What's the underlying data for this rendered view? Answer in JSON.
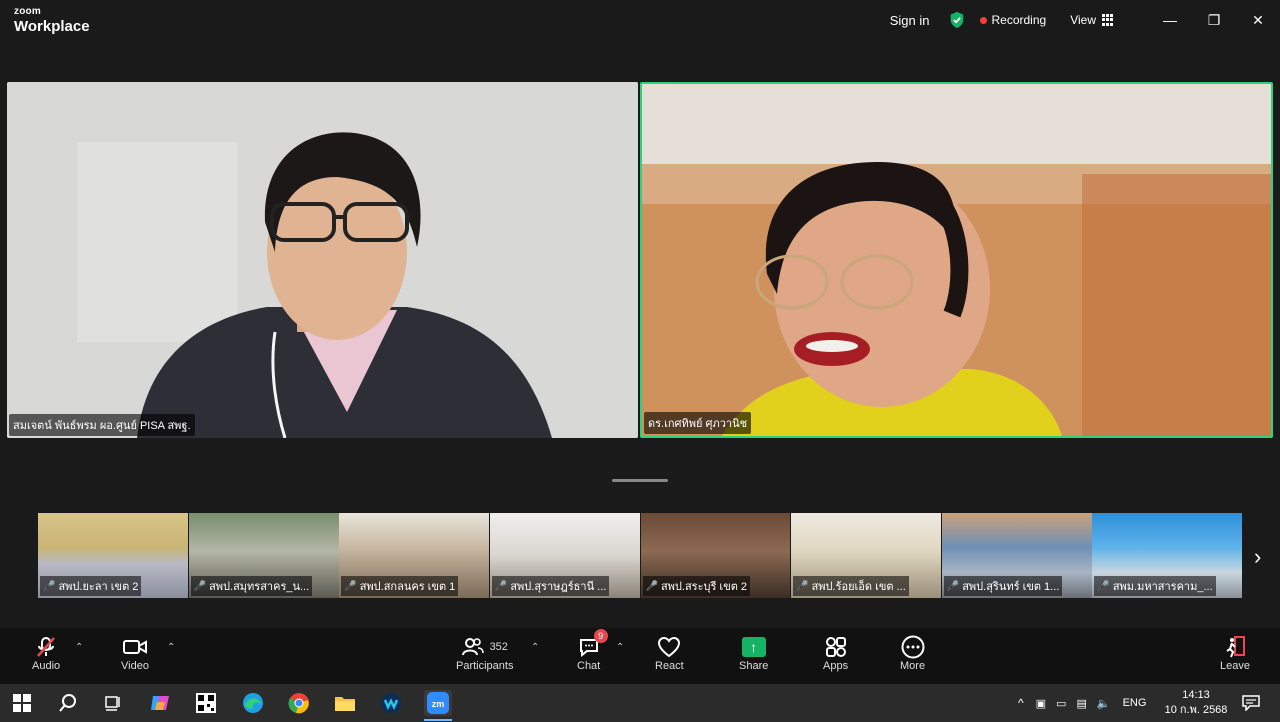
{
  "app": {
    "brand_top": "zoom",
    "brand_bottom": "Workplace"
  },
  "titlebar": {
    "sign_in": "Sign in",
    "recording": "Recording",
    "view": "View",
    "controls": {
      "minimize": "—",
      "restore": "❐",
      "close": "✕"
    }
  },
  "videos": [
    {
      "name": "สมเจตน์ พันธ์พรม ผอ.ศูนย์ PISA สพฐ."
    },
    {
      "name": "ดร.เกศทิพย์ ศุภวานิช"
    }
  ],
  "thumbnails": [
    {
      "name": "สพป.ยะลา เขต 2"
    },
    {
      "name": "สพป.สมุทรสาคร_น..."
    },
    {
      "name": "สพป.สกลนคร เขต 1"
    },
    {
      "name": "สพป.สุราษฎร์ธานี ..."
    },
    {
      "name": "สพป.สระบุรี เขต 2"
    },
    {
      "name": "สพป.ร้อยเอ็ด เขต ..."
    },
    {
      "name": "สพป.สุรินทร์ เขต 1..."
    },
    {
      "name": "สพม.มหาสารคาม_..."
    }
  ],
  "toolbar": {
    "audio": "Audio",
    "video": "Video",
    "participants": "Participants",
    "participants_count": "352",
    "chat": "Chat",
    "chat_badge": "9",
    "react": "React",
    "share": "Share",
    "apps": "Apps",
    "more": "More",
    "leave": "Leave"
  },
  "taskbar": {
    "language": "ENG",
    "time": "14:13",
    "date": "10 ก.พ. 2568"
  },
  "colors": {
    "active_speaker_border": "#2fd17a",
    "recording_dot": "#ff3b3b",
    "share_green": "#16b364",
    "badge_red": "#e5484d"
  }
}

□ □ □

Show every line from the entries above in which the word "name" appears.

      "name": "สมเจตน์ พันธ์พรม ผอ.ศูนย์ PISA สพฐ."
      "name": "ดร.เกศทิพย์ ศุภวานิช"
      "name": "สพป.ยะลา เขต 2"
      "name": "สพป.สมุทรสาคร_น..."
      "name": "สพป.สกลนคร เขต 1"
      "name": "สพป.สุราษฎร์ธานี ..."
      "name": "สพป.สระบุรี เขต 2"
      "name": "สพป.ร้อยเอ็ด เขต ..."
      "name": "สพป.สุรินทร์ เขต 1..."
      "name": "สพม.มหาสารคาม_..."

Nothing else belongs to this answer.